- EXERCISE INSTRUCTIONS:
Quote the records beneath, complete and exact. Leave out images.

[Data entries]
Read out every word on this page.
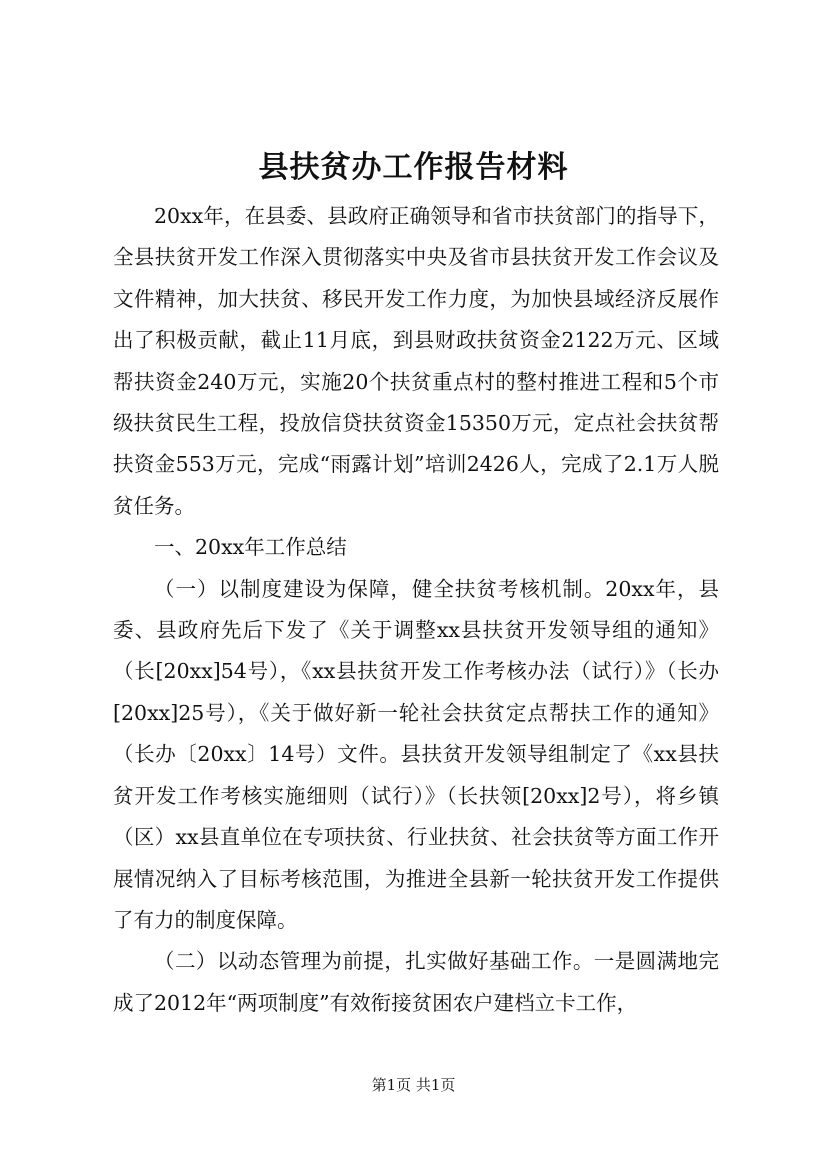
县扶贫办工作报告材料

20xx年，在县委、县政府正确领导和省市扶贫部门的指导下，全县扶贫开发工作深入贯彻落实中央及省市县扶贫开发工作会议及文件精神，加大扶贫、移民开发工作力度，为加快县域经济反展作出了积极贡献，截止11月底，到县财政扶贫资金2122万元、区域帮扶资金240万元，实施20个扶贫重点村的整村推进工程和5个市级扶贫民生工程，投放信贷扶贫资金15350万元，定点社会扶贫帮扶资金553万元，完成“雨露计划”培训2426人，完成了2.1万人脱贫任务。

一、20xx年工作总结

（一）以制度建设为保障，健全扶贫考核机制。20xx年，县委、县政府先后下发了《关于调整xx县扶贫开发领导组的通知》（长[20xx]54号），《xx县扶贫开发工作考核办法（试行）》（长办[20xx]25号），《关于做好新一轮社会扶贫定点帮扶工作的通知》（长办〔20xx〕14号）文件。县扶贫开发领导组制定了《xx县扶贫开发工作考核实施细则（试行）》（长扶领[20xx]2号），将乡镇（区）xx县直单位在专项扶贫、行业扶贫、社会扶贫等方面工作开展情况纳入了目标考核范围，为推进全县新一轮扶贫开发工作提供了有力的制度保障。

（二）以动态管理为前提，扎实做好基础工作。一是圆满地完成了2012年“两项制度”有效衔接贫困农户建档立卡工作，

第1页 共1页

- COMPLETE OUTPUT:
Read out every word on this page.
县扶贫办工作报告材料

20xx年，在县委、县政府正确领导和省市扶贫部门的指导下，全县扶贫开发工作深入贯彻落实中央及省市县扶贫开发工作会议及文件精神，加大扶贫、移民开发工作力度，为加快县域经济反展作出了积极贡献，截止11月底，到县财政扶贫资金2122万元、区域帮扶资金240万元，实施20个扶贫重点村的整村推进工程和5个市级扶贫民生工程，投放信贷扶贫资金15350万元，定点社会扶贫帮扶资金553万元，完成“雨露计划”培训2426人，完成了2.1万人脱贫任务。

一、20xx年工作总结

（一）以制度建设为保障，健全扶贫考核机制。20xx年，县委、县政府先后下发了《关于调整xx县扶贫开发领导组的通知》（长[20xx]54号），《xx县扶贫开发工作考核办法（试行）》（长办[20xx]25号），《关于做好新一轮社会扶贫定点帮扶工作的通知》（长办〔20xx〕14号）文件。县扶贫开发领导组制定了《xx县扶贫开发工作考核实施细则（试行）》（长扶领[20xx]2号），将乡镇（区）xx县直单位在专项扶贫、行业扶贫、社会扶贫等方面工作开展情况纳入了目标考核范围，为推进全县新一轮扶贫开发工作提供了有力的制度保障。

（二）以动态管理为前提，扎实做好基础工作。一是圆满地完成了2012年“两项制度”有效衔接贫困农户建档立卡工作，

第1页 共1页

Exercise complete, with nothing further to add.